▼

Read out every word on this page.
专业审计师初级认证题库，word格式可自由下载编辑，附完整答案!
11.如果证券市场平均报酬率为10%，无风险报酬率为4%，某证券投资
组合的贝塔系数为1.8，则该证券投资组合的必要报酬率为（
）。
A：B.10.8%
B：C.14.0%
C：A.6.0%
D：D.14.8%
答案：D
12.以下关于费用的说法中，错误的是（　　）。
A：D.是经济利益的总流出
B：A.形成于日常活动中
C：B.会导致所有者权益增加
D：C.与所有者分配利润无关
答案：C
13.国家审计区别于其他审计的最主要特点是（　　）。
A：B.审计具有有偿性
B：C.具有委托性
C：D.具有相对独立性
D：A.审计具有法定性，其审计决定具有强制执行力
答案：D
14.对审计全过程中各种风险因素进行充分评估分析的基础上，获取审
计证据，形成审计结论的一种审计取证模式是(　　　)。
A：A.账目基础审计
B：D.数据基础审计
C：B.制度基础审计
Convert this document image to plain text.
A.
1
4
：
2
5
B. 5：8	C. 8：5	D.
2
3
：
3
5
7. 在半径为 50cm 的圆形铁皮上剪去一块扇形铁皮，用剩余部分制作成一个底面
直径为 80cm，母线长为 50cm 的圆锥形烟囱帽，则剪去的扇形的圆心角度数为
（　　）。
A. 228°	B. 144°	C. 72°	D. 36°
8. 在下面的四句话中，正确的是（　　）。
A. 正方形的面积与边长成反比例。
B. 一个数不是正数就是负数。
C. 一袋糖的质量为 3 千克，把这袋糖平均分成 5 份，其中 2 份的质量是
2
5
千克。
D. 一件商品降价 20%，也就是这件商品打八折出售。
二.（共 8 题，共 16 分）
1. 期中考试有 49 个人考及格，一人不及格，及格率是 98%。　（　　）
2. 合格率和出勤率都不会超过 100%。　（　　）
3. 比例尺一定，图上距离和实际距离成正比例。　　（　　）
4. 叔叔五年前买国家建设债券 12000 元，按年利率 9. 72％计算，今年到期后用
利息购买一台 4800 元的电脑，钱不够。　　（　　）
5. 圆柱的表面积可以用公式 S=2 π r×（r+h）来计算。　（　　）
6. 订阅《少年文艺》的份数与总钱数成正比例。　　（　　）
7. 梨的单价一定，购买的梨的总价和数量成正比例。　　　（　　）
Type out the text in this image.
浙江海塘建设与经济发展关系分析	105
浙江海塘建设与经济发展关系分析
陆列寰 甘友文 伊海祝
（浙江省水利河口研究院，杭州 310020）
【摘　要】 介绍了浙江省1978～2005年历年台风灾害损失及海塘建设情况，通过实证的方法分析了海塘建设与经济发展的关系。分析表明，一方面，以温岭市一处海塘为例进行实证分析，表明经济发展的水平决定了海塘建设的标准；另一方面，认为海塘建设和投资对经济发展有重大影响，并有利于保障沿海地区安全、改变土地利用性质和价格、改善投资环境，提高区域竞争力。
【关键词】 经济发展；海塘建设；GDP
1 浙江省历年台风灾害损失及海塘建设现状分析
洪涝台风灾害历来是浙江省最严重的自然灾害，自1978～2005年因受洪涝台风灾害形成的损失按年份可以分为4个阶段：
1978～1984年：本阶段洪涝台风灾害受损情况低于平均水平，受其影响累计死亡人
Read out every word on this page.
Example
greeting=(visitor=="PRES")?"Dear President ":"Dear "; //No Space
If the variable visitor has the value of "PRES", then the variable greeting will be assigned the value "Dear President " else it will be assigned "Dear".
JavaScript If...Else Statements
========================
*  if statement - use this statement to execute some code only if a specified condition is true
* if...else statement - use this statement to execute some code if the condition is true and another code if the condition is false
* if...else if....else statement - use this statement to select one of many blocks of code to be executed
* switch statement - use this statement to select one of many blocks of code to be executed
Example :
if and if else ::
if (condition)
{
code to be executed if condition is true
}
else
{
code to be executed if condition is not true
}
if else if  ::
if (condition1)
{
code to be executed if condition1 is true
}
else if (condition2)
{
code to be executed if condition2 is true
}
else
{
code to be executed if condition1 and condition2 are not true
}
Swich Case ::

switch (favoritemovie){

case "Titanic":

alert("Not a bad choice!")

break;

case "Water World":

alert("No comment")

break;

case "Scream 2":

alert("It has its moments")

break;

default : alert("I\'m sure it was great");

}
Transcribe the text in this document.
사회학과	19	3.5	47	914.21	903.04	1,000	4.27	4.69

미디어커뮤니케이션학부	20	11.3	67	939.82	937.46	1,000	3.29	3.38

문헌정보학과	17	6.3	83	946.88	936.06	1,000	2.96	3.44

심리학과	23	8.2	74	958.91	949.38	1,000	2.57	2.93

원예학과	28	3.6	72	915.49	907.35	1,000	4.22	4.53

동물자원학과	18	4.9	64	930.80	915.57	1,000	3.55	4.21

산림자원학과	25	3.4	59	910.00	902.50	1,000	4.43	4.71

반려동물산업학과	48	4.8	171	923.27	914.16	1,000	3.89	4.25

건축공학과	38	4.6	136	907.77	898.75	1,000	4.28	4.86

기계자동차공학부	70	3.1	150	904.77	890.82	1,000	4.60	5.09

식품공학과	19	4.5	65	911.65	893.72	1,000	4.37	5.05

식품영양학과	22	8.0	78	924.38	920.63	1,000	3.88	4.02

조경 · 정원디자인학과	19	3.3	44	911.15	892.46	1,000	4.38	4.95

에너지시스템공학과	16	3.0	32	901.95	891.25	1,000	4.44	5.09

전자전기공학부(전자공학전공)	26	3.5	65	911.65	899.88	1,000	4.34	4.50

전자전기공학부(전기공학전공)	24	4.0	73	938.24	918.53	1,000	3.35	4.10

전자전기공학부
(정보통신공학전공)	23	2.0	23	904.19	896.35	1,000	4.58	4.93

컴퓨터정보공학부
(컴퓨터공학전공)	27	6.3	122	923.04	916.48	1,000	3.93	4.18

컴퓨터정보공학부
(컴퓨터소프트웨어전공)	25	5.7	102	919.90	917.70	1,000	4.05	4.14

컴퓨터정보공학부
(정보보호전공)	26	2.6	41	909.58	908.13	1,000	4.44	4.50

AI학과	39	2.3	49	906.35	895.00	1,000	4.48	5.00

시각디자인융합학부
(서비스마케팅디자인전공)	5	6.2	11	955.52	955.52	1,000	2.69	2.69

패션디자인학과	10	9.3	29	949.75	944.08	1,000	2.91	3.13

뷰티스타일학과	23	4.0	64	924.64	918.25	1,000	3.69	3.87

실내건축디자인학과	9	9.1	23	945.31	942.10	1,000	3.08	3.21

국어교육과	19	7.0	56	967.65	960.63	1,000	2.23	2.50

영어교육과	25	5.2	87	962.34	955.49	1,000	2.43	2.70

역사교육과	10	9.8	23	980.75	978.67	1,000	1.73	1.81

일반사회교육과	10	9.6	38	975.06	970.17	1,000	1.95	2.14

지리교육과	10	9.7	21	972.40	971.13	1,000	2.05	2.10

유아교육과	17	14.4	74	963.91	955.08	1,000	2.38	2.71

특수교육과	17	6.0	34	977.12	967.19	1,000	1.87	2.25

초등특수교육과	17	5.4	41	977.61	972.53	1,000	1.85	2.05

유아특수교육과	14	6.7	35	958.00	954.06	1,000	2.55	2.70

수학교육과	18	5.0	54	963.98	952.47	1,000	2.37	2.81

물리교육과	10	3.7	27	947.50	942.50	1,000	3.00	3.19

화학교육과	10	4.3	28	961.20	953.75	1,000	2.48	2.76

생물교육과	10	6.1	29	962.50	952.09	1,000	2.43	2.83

▲

- [Exercise task]:
Copy each line containing the word "image" from the data.

- [Solution to this exercise]:
Convert this document image to plain text.
Type out the text in this image.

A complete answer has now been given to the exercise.